*Task to carry out:* Only lines holding the string "Northrop" are wanted; copy each one from the material.

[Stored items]
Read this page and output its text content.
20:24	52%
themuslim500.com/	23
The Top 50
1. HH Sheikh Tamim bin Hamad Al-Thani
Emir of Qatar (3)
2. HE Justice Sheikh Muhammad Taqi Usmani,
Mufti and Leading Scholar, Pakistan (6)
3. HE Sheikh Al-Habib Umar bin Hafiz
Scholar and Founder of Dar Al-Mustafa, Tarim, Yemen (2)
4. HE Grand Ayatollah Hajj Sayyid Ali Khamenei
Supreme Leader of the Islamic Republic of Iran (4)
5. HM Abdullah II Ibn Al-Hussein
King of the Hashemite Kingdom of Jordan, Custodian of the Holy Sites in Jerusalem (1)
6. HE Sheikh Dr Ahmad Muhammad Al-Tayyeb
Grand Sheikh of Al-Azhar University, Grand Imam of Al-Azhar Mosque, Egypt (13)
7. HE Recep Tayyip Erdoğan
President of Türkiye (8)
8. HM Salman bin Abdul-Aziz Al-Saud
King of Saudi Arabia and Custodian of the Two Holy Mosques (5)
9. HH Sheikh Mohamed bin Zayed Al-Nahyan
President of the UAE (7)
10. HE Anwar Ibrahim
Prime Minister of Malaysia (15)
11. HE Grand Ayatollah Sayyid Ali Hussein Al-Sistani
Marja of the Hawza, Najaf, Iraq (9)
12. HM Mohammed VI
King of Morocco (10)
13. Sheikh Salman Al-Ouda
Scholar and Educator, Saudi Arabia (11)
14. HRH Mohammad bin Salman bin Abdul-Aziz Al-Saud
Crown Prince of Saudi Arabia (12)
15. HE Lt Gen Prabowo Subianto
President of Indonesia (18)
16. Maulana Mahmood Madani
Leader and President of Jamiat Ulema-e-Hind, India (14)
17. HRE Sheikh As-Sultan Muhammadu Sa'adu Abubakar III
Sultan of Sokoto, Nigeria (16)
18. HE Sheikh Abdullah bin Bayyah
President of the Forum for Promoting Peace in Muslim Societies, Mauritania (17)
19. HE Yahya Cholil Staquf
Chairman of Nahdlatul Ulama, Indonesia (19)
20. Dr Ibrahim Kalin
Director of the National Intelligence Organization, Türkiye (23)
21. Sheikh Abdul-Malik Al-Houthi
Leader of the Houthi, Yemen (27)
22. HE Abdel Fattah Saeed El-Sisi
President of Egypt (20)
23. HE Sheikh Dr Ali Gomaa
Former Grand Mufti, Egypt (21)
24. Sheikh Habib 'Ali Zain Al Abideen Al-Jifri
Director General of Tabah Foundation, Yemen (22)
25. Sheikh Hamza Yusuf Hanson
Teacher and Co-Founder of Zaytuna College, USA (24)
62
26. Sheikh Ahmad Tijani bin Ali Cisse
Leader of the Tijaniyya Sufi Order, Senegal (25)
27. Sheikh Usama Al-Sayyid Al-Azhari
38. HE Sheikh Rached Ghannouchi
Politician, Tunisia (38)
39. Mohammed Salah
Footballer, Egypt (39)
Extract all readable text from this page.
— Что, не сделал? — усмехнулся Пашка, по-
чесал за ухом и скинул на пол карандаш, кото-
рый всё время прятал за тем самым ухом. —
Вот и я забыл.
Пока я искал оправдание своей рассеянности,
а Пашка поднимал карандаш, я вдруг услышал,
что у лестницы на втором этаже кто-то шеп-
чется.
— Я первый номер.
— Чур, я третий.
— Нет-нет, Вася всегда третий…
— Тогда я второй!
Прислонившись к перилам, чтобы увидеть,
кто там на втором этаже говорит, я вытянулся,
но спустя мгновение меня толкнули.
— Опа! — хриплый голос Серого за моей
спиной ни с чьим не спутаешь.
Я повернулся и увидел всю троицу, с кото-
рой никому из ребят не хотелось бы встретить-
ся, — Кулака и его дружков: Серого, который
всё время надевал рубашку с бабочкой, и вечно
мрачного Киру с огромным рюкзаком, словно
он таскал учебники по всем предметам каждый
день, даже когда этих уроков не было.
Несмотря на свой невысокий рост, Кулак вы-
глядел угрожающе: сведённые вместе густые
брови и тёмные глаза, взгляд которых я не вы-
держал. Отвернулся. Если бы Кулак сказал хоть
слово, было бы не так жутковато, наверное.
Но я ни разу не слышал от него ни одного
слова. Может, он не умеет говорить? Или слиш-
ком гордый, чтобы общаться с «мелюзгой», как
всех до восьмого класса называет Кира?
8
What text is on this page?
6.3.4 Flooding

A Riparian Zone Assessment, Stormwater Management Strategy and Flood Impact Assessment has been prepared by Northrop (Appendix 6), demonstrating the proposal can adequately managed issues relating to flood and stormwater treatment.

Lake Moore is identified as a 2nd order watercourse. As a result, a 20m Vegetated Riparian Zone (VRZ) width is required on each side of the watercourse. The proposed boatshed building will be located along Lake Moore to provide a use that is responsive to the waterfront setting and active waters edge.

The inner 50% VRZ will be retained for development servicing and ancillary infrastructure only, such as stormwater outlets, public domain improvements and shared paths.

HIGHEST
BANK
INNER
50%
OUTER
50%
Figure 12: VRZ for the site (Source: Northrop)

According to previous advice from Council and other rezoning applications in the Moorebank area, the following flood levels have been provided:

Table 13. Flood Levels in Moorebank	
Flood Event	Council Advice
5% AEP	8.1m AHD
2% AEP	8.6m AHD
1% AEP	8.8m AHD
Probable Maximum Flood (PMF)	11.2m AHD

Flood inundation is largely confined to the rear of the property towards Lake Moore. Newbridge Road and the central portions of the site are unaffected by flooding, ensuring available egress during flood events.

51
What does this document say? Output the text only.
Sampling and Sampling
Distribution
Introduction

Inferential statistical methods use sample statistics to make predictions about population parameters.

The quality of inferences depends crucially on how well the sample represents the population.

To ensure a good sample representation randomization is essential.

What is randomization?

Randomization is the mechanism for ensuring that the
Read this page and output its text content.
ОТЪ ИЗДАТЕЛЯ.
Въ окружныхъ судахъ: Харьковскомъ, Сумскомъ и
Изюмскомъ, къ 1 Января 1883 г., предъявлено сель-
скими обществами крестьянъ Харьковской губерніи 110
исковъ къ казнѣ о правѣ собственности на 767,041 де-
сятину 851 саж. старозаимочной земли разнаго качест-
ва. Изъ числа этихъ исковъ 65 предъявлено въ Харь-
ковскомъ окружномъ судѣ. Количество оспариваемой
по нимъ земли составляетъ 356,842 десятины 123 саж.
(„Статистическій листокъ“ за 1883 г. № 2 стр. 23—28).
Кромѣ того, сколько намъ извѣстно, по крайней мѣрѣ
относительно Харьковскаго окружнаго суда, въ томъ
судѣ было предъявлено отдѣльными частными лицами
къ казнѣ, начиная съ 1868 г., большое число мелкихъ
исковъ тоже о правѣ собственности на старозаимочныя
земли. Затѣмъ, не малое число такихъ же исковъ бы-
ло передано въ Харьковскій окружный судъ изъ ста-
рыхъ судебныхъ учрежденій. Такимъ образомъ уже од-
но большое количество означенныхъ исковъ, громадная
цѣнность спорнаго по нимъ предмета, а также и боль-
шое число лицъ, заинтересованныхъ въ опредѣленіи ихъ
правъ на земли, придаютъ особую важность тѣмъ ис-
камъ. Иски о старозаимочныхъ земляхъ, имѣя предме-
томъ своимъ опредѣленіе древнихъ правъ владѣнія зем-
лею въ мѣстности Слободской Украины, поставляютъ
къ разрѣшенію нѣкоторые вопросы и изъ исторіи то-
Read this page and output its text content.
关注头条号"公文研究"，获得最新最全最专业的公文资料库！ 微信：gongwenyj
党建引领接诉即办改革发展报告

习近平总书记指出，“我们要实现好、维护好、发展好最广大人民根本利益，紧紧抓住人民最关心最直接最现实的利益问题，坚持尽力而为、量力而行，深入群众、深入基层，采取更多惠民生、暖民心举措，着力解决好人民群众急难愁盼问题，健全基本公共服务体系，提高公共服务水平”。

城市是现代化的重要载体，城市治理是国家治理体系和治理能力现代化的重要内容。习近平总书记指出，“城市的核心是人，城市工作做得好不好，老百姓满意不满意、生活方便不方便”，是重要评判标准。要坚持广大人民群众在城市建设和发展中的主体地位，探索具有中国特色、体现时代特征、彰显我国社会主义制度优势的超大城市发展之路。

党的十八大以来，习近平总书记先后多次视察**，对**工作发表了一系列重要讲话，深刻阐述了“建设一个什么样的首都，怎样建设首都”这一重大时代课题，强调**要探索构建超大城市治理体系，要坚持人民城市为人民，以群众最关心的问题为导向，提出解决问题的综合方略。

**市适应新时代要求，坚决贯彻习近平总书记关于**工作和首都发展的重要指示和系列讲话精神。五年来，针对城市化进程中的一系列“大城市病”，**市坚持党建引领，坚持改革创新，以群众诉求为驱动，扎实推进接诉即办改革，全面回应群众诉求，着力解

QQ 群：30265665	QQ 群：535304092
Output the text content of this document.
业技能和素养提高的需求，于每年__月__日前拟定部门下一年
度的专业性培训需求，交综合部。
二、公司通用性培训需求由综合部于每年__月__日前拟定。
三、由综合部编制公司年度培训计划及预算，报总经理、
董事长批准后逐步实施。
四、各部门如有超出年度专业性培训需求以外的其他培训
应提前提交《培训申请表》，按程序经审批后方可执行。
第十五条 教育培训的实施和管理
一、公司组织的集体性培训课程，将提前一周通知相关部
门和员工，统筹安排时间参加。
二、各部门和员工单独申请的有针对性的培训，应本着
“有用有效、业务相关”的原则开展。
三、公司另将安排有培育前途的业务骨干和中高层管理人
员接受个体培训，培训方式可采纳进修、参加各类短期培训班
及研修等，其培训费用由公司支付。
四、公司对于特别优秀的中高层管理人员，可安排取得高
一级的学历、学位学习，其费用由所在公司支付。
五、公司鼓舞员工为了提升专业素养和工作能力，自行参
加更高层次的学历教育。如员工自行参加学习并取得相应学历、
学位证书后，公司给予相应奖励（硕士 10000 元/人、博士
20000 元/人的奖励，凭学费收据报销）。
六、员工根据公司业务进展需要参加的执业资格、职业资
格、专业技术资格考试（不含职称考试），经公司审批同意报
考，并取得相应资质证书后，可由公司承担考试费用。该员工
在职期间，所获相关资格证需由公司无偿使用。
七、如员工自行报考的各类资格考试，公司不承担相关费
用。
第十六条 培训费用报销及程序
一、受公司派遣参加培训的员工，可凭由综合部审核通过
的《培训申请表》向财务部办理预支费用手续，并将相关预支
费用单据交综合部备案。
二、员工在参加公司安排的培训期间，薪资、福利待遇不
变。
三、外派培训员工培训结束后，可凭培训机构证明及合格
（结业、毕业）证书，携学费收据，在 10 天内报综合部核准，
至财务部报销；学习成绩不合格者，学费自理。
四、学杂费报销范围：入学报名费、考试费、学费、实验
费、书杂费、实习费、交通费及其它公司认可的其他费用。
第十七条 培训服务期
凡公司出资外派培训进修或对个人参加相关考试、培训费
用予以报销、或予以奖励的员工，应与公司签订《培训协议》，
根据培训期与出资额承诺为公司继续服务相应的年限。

*Exercise solution:*
A Riparian Zone Assessment, Stormwater Management Strategy and Flood Impact Assessment has been prepared by Northrop (Appendix 6), demonstrating the proposal can adequately managed issues relating to flood and stormwater treatment.
Figure 12: VRZ for the site (Source: Northrop)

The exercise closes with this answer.